--- Start RECORDS TO USE ---
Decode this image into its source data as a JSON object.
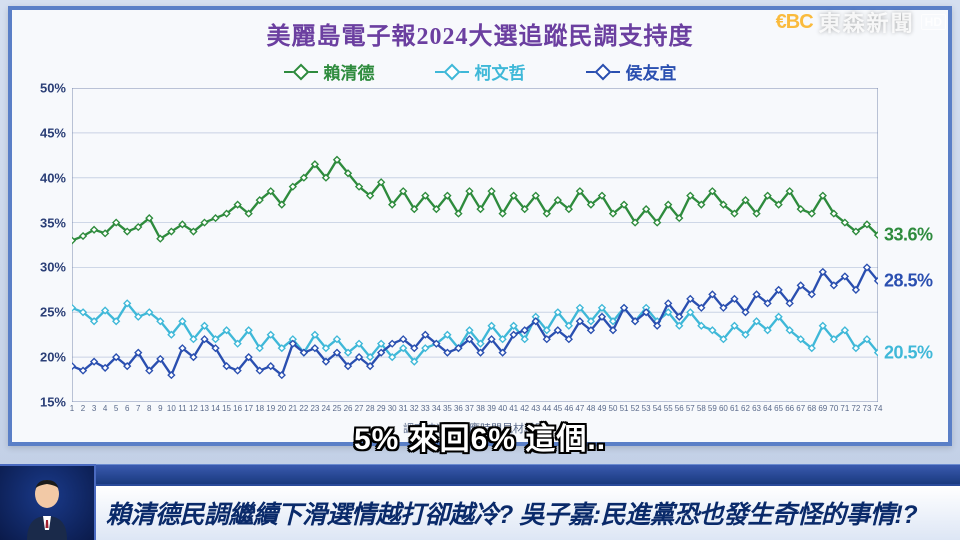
{
  "network": {
    "logo_left": "€BC",
    "logo_right": "東森新聞",
    "hd": "HD"
  },
  "chart": {
    "title": "美麗島電子報2024大選追蹤民調支持度",
    "type": "line",
    "ylim": [
      15,
      50
    ],
    "ytick_step": 5,
    "y_labels": [
      "15%",
      "20%",
      "25%",
      "30%",
      "35%",
      "40%",
      "45%",
      "50%"
    ],
    "x_count": 74,
    "x_caption": "調查波次（對應時間見材料圖）",
    "background": "#f7f9fc",
    "border": "#5a7fc7",
    "grid_color": "#c8d2e4",
    "title_color": "#6b3fa0",
    "legend": [
      {
        "label": "賴清德",
        "color": "#2e8b3d"
      },
      {
        "label": "柯文哲",
        "color": "#3fb8d8"
      },
      {
        "label": "侯友宜",
        "color": "#2a4fb0"
      }
    ],
    "series": [
      {
        "name": "lai",
        "color": "#2e8b3d",
        "end_value": 33.6,
        "end_label": "33.6%",
        "values": [
          33.0,
          33.5,
          34.2,
          33.8,
          35.0,
          34.0,
          34.5,
          35.5,
          33.2,
          34.0,
          34.8,
          34.0,
          35.0,
          35.5,
          36.0,
          37.0,
          36.0,
          37.5,
          38.5,
          37.0,
          39.0,
          40.0,
          41.5,
          40.0,
          42.0,
          40.5,
          39.0,
          38.0,
          39.5,
          37.0,
          38.5,
          36.5,
          38.0,
          36.5,
          38.0,
          36.0,
          38.5,
          36.5,
          38.5,
          36.0,
          38.0,
          36.5,
          38.0,
          36.0,
          37.5,
          36.5,
          38.5,
          37.0,
          38.0,
          36.0,
          37.0,
          35.0,
          36.5,
          35.0,
          37.0,
          35.5,
          38.0,
          37.0,
          38.5,
          37.0,
          36.0,
          37.5,
          36.0,
          38.0,
          37.0,
          38.5,
          36.5,
          36.0,
          38.0,
          36.0,
          35.0,
          34.0,
          34.8,
          33.6
        ]
      },
      {
        "name": "ko",
        "color": "#3fb8d8",
        "end_value": 20.5,
        "end_label": "20.5%",
        "values": [
          25.5,
          25.0,
          24.0,
          25.2,
          24.0,
          26.0,
          24.5,
          25.0,
          24.0,
          22.5,
          24.0,
          22.0,
          23.5,
          22.0,
          23.0,
          21.5,
          23.0,
          21.0,
          22.5,
          21.0,
          22.0,
          20.5,
          22.5,
          21.0,
          22.0,
          20.5,
          21.5,
          20.0,
          21.5,
          20.0,
          21.0,
          19.5,
          21.0,
          21.5,
          22.5,
          21.0,
          23.0,
          21.5,
          23.5,
          22.0,
          23.5,
          22.0,
          24.5,
          23.0,
          25.0,
          23.5,
          25.5,
          24.0,
          25.5,
          24.0,
          25.5,
          24.0,
          25.5,
          24.0,
          25.0,
          23.5,
          25.0,
          23.5,
          23.0,
          22.0,
          23.5,
          22.5,
          24.0,
          23.0,
          24.5,
          23.0,
          22.0,
          21.0,
          23.5,
          22.0,
          23.0,
          21.0,
          22.0,
          20.5
        ]
      },
      {
        "name": "hou",
        "color": "#2a4fb0",
        "end_value": 28.5,
        "end_label": "28.5%",
        "values": [
          19.0,
          18.5,
          19.5,
          18.8,
          20.0,
          19.0,
          20.5,
          18.5,
          19.8,
          18.0,
          21.0,
          20.0,
          22.0,
          21.0,
          19.0,
          18.5,
          20.0,
          18.5,
          19.0,
          18.0,
          21.5,
          20.5,
          21.0,
          19.5,
          20.5,
          19.0,
          20.0,
          19.0,
          20.5,
          21.5,
          22.0,
          21.0,
          22.5,
          21.5,
          20.5,
          21.0,
          22.0,
          20.5,
          22.0,
          20.5,
          22.5,
          23.0,
          24.0,
          22.0,
          23.0,
          22.0,
          24.0,
          23.0,
          24.5,
          23.0,
          25.5,
          24.0,
          25.0,
          23.5,
          26.0,
          24.5,
          26.5,
          25.5,
          27.0,
          25.5,
          26.5,
          25.0,
          27.0,
          26.0,
          27.5,
          26.0,
          28.0,
          27.0,
          29.5,
          28.0,
          29.0,
          27.5,
          30.0,
          28.5
        ]
      }
    ]
  },
  "subtitle": "5% 來回6% 這個..",
  "ticker": {
    "headline": "賴清德民調繼續下滑選情越打卻越冷? 吳子嘉:民進黨恐也發生奇怪的事情!?"
  }
}
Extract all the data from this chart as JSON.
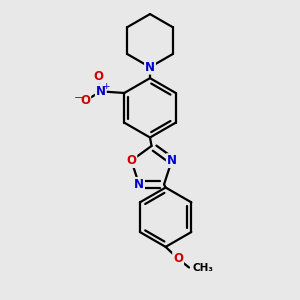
{
  "background_color": "#e8e8e8",
  "bond_color": "#000000",
  "N_color": "#0000cc",
  "O_color": "#cc0000",
  "line_width": 1.6,
  "figsize": [
    3.0,
    3.0
  ],
  "dpi": 100,
  "xlim": [
    0.05,
    0.95
  ],
  "ylim": [
    0.02,
    0.98
  ]
}
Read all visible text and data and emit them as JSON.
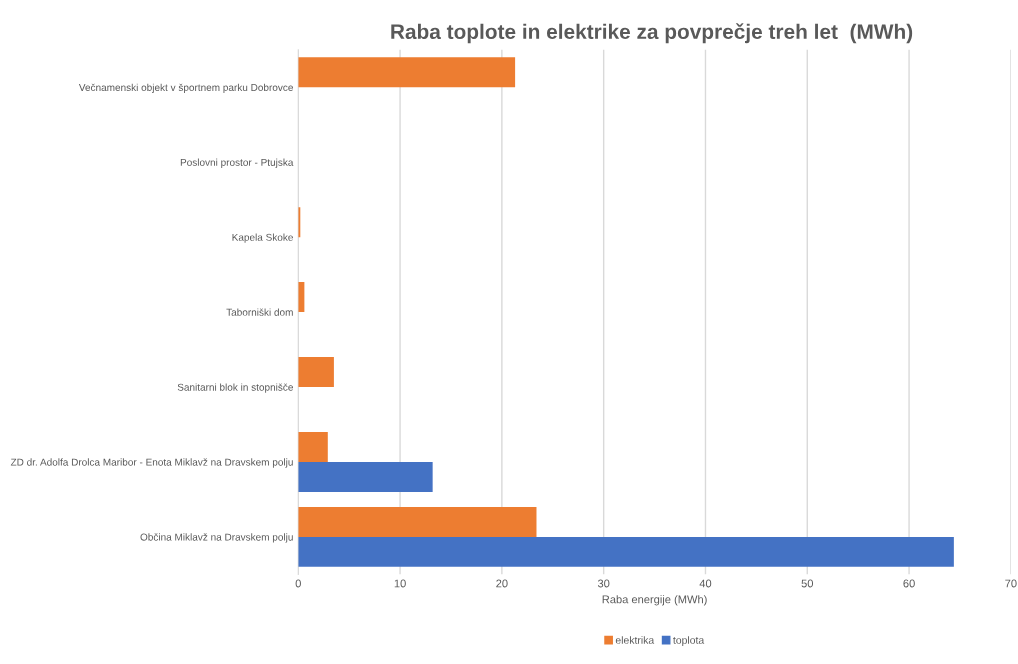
--- End RECORDS TO USE ---
GIVEN TASK:
Working from the line that contains "Extract all the data from this chart as JSON." to the last line of the listing, please quote each line exactly, pictures excluded.

COMPLETE OUTPUT:
Extract all the data from this chart as JSON.
{
  "background_color": "#e8e8e8",
  "bond_color": "#000000",
  "N_color": "#0000cc",
  "O_color": "#cc0000",
  "line_width": 1.6,
  "figsize": [
    3.0,
    3.0
  ],
  "dpi": 100,
  "xlim": [
    0.05,
    0.95
  ],
  "ylim": [
    0.02,
    0.98
  ]
}
Read all visible text and data and emit them as JSON.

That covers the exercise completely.